• WRITTEN PROBLEM: Write out every single entry exactly.

• INPUT MATERIAL:
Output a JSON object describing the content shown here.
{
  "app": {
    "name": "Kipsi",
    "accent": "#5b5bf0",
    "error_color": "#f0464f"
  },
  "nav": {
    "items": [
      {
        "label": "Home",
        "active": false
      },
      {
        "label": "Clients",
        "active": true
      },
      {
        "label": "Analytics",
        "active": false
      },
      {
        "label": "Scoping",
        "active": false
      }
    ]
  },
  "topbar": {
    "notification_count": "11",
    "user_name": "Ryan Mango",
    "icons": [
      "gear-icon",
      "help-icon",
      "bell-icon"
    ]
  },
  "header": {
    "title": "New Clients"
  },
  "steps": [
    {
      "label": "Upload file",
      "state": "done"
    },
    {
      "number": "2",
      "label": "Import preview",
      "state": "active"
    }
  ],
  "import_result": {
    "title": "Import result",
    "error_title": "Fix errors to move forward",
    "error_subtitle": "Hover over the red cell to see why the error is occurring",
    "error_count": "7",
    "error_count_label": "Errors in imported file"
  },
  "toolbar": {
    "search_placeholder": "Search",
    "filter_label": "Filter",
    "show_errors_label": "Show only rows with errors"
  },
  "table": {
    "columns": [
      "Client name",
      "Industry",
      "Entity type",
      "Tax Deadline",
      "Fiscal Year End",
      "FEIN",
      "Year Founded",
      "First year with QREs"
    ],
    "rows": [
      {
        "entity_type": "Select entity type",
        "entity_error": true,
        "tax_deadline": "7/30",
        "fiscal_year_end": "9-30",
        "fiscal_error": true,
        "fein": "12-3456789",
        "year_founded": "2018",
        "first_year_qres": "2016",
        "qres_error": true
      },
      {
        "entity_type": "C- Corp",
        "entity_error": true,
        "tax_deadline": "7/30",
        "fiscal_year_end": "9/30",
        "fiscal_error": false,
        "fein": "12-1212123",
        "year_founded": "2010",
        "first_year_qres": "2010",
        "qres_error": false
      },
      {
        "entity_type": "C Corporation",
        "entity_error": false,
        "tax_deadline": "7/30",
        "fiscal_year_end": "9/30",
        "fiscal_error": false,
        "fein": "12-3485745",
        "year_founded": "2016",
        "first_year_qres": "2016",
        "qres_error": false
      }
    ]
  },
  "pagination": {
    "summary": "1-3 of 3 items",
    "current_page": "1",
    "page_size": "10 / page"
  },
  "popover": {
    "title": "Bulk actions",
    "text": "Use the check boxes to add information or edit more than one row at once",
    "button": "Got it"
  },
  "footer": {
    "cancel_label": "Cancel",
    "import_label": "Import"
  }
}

• FULL ANSWER:
Output a JSON object describing the content shown here.
{
  "app": {
    "name": "Kipsi",
    "accent": "#5b5bf0",
    "error_color": "#f0464f"
  },
  "nav": {
    "items": [
      {
        "label": "Home",
        "active": false
      },
      {
        "label": "Clients",
        "active": true
      },
      {
        "label": "Analytics",
        "active": false
      },
      {
        "label": "Scoping",
        "active": false
      }
    ]
  },
  "topbar": {
    "notification_count": "11",
    "user_name": "Ryan Mango",
    "icons": [
      "gear-icon",
      "help-icon",
      "bell-icon"
    ]
  },
  "header": {
    "title": "New Clients"
  },
  "steps": [
    {
      "label": "Upload file",
      "state": "done"
    },
    {
      "number": "2",
      "label": "Import preview",
      "state": "active"
    }
  ],
  "import_result": {
    "title": "Import result",
    "error_title": "Fix errors to move forward",
    "error_subtitle": "Hover over the red cell to see why the error is occurring",
    "error_count": "7",
    "error_count_label": "Errors in imported file"
  },
  "toolbar": {
    "search_placeholder": "Search",
    "filter_label": "Filter",
    "show_errors_label": "Show only rows with errors"
  },
  "table": {
    "columns": [
      "Client name",
      "Industry",
      "Entity type",
      "Tax Deadline",
      "Fiscal Year End",
      "FEIN",
      "Year Founded",
      "First year with QREs"
    ],
    "rows": [
      {
        "entity_type": "Select entity type",
        "entity_error": true,
        "tax_deadline": "7/30",
        "fiscal_year_end": "9-30",
        "fiscal_error": true,
        "fein": "12-3456789",
        "year_founded": "2018",
        "first_year_qres": "2016",
        "qres_error": true
      },
      {
        "entity_type": "C- Corp",
        "entity_error": true,
        "tax_deadline": "7/30",
        "fiscal_year_end": "9/30",
        "fiscal_error": false,
        "fein": "12-1212123",
        "year_founded": "2010",
        "first_year_qres": "2010",
        "qres_error": false
      },
      {
        "entity_type": "C Corporation",
        "entity_error": false,
        "tax_deadline": "7/30",
        "fiscal_year_end": "9/30",
        "fiscal_error": false,
        "fein": "12-3485745",
        "year_founded": "2016",
        "first_year_qres": "2016",
        "qres_error": false
      }
    ]
  },
  "pagination": {
    "summary": "1-3 of 3 items",
    "current_page": "1",
    "page_size": "10 / page"
  },
  "popover": {
    "title": "Bulk actions",
    "text": "Use the check boxes to add information or edit more than one row at once",
    "button": "Got it"
  },
  "footer": {
    "cancel_label": "Cancel",
    "import_label": "Import"
  }
}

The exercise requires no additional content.